--- Begin ---
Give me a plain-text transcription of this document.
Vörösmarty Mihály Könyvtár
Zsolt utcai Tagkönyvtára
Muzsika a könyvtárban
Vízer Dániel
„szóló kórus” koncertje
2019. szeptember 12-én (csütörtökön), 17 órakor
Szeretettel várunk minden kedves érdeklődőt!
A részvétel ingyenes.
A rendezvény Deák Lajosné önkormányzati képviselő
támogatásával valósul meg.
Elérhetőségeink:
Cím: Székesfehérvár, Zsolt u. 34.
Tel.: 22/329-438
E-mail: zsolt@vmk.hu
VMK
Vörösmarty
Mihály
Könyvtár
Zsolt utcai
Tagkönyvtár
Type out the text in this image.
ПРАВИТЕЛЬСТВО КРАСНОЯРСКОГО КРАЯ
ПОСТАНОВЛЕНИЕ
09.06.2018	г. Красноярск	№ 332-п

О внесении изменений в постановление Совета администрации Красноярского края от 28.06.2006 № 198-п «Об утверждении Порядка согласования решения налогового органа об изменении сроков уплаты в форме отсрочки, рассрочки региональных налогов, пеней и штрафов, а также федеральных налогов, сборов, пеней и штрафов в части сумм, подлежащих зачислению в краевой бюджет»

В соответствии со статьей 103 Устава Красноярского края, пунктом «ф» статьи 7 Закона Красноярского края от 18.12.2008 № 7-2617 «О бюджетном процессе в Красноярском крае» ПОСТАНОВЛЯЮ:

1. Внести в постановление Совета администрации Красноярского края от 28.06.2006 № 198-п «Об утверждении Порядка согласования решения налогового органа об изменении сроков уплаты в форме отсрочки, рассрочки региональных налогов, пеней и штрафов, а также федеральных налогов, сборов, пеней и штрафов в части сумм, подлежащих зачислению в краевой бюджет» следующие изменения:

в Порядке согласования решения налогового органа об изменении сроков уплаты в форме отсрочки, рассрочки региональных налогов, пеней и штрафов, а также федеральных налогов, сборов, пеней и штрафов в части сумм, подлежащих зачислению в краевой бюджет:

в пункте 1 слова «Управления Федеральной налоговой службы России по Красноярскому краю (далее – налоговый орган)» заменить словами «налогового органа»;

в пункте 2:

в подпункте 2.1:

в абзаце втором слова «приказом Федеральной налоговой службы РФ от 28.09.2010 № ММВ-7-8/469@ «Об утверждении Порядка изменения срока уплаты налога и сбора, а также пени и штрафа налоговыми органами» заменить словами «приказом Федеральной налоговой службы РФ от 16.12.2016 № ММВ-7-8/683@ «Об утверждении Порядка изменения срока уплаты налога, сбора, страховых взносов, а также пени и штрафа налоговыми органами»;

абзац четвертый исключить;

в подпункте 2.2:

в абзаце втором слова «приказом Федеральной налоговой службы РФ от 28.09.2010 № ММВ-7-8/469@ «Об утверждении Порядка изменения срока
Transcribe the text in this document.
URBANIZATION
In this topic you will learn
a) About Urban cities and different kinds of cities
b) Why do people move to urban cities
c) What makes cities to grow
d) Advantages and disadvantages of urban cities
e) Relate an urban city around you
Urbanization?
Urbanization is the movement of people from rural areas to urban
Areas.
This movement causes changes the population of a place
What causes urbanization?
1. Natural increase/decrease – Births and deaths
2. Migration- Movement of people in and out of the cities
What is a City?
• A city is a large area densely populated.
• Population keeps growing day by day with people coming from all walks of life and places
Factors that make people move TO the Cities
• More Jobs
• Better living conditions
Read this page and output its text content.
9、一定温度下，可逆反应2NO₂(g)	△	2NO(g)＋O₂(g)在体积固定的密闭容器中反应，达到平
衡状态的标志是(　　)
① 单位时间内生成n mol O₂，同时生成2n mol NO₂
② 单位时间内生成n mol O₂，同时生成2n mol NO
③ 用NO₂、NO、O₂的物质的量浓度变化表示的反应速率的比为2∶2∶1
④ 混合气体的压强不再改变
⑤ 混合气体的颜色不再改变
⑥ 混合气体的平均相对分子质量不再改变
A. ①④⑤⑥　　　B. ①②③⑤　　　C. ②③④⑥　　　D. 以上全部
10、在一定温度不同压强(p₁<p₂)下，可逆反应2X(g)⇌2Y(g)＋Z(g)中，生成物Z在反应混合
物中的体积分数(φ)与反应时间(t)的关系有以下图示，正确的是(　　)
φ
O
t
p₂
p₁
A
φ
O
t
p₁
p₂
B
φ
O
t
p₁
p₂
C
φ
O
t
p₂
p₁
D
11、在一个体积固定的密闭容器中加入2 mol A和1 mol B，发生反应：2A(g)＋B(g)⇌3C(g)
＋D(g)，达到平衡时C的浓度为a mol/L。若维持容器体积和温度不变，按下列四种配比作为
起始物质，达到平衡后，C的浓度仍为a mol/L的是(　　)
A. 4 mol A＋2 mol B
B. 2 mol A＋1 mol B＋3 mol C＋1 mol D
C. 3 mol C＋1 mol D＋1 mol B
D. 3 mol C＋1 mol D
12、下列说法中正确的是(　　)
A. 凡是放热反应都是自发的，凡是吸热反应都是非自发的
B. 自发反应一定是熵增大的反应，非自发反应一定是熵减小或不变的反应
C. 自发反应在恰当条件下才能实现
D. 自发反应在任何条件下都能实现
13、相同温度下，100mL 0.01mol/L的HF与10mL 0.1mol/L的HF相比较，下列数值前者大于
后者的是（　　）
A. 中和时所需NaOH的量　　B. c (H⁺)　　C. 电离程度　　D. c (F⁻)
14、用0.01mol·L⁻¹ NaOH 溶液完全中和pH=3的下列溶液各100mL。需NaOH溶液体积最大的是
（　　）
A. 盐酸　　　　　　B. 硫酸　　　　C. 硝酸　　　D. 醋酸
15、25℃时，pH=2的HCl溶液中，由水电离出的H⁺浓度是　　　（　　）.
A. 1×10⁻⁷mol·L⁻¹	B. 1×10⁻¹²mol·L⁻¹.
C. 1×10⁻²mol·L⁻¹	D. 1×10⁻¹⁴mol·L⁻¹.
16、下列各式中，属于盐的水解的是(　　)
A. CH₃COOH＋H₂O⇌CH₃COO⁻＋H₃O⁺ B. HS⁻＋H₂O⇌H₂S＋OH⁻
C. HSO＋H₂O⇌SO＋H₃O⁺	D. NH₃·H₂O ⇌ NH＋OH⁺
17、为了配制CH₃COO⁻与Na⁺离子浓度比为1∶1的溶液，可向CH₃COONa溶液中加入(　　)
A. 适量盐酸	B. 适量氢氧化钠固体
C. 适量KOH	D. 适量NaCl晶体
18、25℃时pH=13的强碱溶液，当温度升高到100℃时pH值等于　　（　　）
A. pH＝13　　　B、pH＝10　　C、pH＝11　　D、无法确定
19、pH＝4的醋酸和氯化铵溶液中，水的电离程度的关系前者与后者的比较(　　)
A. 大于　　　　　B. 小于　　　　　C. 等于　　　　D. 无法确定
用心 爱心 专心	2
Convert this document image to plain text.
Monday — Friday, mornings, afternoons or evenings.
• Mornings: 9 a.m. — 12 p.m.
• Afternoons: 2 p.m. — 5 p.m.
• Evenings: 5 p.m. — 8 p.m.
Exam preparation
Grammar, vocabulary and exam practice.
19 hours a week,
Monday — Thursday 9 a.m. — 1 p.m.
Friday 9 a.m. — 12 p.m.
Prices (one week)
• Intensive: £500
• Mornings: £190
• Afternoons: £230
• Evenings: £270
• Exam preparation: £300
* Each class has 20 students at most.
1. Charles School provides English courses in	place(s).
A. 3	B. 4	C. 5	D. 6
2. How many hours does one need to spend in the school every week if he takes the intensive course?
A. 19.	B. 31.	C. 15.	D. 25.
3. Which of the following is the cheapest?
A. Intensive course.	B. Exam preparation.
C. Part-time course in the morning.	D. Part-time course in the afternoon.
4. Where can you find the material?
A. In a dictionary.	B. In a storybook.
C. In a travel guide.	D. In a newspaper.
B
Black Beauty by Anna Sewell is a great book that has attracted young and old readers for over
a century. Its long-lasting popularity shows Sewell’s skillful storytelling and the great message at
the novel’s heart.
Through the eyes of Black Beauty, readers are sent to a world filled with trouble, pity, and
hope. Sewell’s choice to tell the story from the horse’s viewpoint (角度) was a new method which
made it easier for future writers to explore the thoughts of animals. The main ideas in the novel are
--- End ---
Your goal:
In the material above, find each line that contains the word "novel", and select it.

Output:
the novel’s heart.
made it easier for future writers to explore the thoughts of animals. The main ideas in the novel are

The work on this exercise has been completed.